_Records for the exercise:_

——————

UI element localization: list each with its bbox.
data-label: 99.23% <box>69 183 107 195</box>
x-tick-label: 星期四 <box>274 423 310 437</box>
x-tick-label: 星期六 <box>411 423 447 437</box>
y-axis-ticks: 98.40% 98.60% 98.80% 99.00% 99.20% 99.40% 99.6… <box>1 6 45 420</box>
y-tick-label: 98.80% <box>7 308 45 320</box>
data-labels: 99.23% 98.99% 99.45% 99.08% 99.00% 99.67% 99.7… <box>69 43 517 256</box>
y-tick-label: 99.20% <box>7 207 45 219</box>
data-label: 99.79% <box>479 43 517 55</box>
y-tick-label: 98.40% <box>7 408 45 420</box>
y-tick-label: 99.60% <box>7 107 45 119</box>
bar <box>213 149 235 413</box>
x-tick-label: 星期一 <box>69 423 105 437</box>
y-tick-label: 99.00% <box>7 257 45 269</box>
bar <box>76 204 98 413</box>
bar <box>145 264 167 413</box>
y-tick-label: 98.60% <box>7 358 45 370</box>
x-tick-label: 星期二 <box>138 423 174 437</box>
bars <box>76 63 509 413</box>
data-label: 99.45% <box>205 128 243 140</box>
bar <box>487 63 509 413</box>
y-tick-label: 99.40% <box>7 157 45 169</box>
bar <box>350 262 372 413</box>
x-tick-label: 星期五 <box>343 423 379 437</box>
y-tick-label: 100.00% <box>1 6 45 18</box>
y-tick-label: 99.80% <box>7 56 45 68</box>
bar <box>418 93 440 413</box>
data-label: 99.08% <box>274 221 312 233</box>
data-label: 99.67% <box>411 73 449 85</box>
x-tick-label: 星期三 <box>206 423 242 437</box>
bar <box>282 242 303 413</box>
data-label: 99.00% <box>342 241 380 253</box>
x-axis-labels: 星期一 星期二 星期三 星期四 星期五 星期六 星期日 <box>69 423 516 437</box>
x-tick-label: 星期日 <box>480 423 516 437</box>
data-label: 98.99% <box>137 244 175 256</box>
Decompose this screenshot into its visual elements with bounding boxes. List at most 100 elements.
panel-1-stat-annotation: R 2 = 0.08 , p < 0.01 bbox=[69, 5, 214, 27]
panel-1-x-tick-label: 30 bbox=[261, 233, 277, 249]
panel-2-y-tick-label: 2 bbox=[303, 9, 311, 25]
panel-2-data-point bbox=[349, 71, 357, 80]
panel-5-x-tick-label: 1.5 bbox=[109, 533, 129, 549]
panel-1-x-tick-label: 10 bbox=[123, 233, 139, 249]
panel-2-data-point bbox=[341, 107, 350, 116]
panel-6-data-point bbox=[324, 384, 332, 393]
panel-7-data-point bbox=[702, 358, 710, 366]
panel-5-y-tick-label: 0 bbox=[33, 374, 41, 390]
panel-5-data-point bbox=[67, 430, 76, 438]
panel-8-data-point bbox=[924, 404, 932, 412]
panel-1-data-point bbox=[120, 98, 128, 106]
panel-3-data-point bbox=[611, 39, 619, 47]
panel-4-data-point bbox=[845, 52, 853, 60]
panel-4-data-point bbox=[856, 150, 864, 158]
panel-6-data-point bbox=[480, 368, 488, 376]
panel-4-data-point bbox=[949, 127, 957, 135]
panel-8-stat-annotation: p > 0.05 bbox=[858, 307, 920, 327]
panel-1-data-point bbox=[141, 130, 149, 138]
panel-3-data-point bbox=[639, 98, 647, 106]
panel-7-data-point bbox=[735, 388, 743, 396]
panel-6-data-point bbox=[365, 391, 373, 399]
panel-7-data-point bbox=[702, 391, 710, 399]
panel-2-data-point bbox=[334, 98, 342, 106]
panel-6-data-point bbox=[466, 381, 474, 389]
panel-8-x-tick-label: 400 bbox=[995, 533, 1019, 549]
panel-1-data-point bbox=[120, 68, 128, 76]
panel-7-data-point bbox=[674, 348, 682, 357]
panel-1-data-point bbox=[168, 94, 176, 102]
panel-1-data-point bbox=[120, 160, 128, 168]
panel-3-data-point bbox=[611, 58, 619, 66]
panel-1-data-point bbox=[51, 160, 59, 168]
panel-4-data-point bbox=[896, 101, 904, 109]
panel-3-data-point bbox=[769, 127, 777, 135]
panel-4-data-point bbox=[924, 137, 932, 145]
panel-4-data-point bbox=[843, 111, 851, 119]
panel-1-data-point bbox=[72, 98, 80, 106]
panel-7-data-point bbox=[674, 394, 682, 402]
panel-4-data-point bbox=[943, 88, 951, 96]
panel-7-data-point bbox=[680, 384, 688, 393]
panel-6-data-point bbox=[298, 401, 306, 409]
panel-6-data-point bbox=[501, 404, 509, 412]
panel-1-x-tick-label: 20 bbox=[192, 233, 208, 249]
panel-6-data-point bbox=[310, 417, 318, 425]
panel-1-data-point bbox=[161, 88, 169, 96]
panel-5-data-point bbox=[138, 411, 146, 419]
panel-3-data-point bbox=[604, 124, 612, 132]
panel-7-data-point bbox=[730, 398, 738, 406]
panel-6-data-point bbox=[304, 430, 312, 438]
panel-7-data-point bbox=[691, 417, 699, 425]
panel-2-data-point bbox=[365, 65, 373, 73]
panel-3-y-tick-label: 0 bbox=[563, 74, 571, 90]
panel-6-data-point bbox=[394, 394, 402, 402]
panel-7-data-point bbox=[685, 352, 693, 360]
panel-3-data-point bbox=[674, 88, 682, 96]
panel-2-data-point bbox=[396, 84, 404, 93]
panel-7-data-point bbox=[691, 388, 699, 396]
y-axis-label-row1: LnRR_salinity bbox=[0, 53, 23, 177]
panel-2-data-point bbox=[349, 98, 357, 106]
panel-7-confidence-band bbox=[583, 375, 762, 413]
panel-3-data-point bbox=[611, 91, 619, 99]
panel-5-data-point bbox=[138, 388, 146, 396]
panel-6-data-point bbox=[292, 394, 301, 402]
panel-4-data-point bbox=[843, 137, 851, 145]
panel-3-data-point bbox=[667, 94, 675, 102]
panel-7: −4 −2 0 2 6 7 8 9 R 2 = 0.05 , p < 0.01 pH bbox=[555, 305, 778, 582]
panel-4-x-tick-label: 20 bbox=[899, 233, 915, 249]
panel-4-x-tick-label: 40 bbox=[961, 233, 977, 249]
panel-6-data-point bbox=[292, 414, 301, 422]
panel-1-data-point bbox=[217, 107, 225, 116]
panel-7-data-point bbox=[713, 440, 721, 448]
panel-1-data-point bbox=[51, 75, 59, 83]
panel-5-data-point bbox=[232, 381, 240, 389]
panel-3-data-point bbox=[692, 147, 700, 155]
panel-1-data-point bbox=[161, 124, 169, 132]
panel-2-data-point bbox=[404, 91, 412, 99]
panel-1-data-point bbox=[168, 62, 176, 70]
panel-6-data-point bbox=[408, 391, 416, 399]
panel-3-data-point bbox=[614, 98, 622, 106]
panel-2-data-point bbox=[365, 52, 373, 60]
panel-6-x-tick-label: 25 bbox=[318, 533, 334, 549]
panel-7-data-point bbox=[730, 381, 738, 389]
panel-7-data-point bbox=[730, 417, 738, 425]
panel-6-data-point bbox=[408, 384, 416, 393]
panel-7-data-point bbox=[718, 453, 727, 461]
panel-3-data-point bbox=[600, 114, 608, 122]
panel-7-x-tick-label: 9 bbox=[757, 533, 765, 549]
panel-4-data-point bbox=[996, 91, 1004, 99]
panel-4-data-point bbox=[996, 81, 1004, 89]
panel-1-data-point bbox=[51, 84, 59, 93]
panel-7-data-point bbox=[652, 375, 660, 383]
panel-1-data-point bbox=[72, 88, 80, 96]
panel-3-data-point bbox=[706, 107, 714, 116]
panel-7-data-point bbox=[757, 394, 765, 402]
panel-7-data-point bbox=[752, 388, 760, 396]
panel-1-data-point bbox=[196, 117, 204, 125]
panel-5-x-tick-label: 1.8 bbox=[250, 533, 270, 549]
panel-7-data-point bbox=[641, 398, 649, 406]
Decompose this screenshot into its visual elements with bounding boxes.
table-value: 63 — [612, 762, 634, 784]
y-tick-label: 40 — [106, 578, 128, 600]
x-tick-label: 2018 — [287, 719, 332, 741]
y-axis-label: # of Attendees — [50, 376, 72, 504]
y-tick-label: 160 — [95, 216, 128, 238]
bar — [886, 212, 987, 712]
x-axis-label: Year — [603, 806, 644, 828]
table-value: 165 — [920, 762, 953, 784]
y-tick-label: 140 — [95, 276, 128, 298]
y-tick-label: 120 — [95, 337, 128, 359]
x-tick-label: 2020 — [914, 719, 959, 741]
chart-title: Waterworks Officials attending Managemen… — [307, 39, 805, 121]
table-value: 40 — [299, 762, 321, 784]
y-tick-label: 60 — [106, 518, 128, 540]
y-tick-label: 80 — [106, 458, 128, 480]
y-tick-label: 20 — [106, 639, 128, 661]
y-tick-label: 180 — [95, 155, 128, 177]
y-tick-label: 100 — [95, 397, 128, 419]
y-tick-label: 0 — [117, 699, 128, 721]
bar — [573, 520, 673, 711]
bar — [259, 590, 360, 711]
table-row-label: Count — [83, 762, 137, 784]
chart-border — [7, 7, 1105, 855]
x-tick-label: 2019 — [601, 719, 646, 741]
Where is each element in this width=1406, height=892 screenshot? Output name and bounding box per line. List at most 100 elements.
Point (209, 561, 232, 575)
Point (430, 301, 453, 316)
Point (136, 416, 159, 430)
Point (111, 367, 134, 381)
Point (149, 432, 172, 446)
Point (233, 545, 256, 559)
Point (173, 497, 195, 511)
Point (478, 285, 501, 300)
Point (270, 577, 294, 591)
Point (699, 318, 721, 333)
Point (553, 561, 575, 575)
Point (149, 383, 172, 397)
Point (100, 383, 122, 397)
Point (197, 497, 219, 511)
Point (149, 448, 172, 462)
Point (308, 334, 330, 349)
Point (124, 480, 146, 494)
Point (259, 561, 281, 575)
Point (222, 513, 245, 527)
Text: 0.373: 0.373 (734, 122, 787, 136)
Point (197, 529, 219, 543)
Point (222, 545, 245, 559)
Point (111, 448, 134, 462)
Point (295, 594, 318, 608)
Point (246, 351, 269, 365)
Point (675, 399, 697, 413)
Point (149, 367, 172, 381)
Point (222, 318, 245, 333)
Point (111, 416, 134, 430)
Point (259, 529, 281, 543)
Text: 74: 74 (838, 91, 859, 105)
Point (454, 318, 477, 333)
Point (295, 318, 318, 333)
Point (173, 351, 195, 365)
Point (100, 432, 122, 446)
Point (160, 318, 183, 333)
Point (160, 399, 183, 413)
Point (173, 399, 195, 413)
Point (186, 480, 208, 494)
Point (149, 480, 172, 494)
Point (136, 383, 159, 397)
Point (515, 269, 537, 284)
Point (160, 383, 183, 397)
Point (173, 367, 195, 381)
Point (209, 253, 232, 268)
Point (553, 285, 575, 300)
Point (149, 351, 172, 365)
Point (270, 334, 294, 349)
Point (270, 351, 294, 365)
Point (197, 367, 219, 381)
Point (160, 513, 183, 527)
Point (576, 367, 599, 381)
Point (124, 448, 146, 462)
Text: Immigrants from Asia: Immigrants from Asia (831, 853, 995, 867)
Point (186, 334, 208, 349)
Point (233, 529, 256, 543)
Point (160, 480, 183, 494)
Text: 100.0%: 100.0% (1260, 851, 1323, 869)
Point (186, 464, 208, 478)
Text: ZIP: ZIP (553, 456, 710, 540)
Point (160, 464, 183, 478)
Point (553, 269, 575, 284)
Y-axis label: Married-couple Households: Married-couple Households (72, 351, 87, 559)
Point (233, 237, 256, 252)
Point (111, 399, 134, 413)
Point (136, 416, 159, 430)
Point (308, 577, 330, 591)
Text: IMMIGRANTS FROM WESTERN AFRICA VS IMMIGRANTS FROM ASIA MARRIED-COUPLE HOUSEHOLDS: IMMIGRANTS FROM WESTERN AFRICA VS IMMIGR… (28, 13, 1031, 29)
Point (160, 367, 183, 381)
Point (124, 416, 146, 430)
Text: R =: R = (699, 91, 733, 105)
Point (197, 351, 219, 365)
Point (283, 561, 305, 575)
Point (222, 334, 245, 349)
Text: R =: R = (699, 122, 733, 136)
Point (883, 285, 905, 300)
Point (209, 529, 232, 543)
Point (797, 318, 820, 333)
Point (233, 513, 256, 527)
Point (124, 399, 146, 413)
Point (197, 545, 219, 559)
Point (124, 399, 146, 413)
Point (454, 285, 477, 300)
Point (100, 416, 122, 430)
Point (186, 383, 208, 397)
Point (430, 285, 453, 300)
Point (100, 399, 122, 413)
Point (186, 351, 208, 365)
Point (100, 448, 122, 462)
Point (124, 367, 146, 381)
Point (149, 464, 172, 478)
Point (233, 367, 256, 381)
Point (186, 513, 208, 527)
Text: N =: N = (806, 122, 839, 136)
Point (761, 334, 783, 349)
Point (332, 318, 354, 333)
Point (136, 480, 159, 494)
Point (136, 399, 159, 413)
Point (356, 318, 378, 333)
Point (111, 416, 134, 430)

——————

_What the exercise asks:_ Copy out every line from the first one down to the line containing "y-tick-label: 99.20% <box>7 207 45 219</box>", both included, without any changes.

_Response:_
UI element localization: list each with its bbox.
data-label: 99.23% <box>69 183 107 195</box>
x-tick-label: 星期四 <box>274 423 310 437</box>
x-tick-label: 星期六 <box>411 423 447 437</box>
y-axis-ticks: 98.40% 98.60% 98.80% 99.00% 99.20% 99.40% 99.6… <box>1 6 45 420</box>
y-tick-label: 98.80% <box>7 308 45 320</box>
data-labels: 99.23% 98.99% 99.45% 99.08% 99.00% 99.67% 99.7… <box>69 43 517 256</box>
y-tick-label: 99.20% <box>7 207 45 219</box>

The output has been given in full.